------ TRECHO SELECIONADO ------

Na literatura as relações entre criador e criatura nem sempre são pacíficas. Leitores de contos e romances conhecem narrativas famosas nas quais a criatura volta-se contra o criador, sendo essa situação muito utilizada em filmes.

Felizmente, na vida real os casos de revolta da criatura contra o criador são mais raros. Isso nos permite ponderar se na ficção não existe algum exagero dos escritores em acrescentar muita tensão em situações envolvendo aquele que cria com a sua criação.

A política é pródiga em situações nas quais a herança de um político importante é transmitida a outro sob a forma de prestígio e transferência de votos. Embora nem sempre se possa falar em criador e criatura, também no setor das atividades políticas as coisas nem sempre dão certo. Nas últimas eleições, por exemplo, o senador pelo Ceará, Tasso Jereissati, considerou-se traído pelos irmãos Gomes aos quais introduziu na política; e, para ficar em poucos casos, veja-se o episódio em que Paulo Maluf investiu todo o seu prestígio político em Celso Pitta.

Acaba de ser eleita para a presidência da República aquela que pode ser considerada uma criação do atual presidente. Sem o prestígio político dele ela nem sonharia alcançar o alto cargo que virá a ocupar. Trata-se de pessoa sobre quem pouco se sabe. No geral imagina-se que o atual presidente zele pela pessoa que criou politicamente, senão que a tutele. Ocorre que a presidência da República é um cargo alto demais para que alguém que o ocupe se anule ou o exerça sob tutela. Mais que isso, é lícito supor que ninguém que se torne primeiro mandatário de um país esteja imune às benesses do cargo e o faça com o despojamento sugerido pela transitoriedade. Seria exigir demais. Dirão que tal despojamento aconteceu antes, na Argentina, quando o vitorioso Hector Campora, imediatamente renunciou ao cargo para que Juan Domingo Perón se tornasse presidente da República. Mas, nesse caso, fez-se valer a febre do peronismo, sempre em alta como recentemente se viu por ocasião da morte do ex-presidente Nestor Kichner.

------ CONTEÚDO DOS DADOS ------

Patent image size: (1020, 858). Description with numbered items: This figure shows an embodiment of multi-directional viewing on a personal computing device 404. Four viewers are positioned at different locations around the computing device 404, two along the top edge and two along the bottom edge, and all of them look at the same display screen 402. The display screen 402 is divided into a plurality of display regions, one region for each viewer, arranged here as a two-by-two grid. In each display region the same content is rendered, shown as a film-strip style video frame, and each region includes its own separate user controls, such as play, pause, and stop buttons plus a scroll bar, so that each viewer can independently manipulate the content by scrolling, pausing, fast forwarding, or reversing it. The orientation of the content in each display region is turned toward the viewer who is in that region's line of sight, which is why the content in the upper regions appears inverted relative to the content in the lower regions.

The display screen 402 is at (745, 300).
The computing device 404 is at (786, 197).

------

## DESCRIÇÃO DA TAREFA
Dê continuidade ao texto sobre criador e criatura na política, começando logo depois da última frase. Não é preciso usar os dados.

## RESPOSTA DA TAREFA
O que acontecerá no Brasil só o tempo dirá. Se a presidente eleita vai ou não, ao final de seu mandato de quatro anos, renunciar ao seu direito de candidatar-se novamente só para agradecer ao homem que a promoveu, não se sabe. Se ela governará segundo as previsões do atual presidente é outra incógnita. Se a futura presidente não se deixará influenciar pelas pressões de correligionários descontentes com o atual presidente, também não se sabe.

São coisas assim que fazem a vida interessante. Quem sabe tudo venha a ocorrer dentro do previsto e acordado. Entretanto, vale lembrar aquele ensinamento de matuto desconfiado qual seja o de que não se dá carta branca a ninguém. Acrescente-se, ainda, que se a presidente eleita não se sair conforme a encomenda e adotar rota própria - o pouco que se sabe do passado dela, indica que isso possa ocorrer – também vai ser curioso, muito curioso, dir-se-ia até instigante.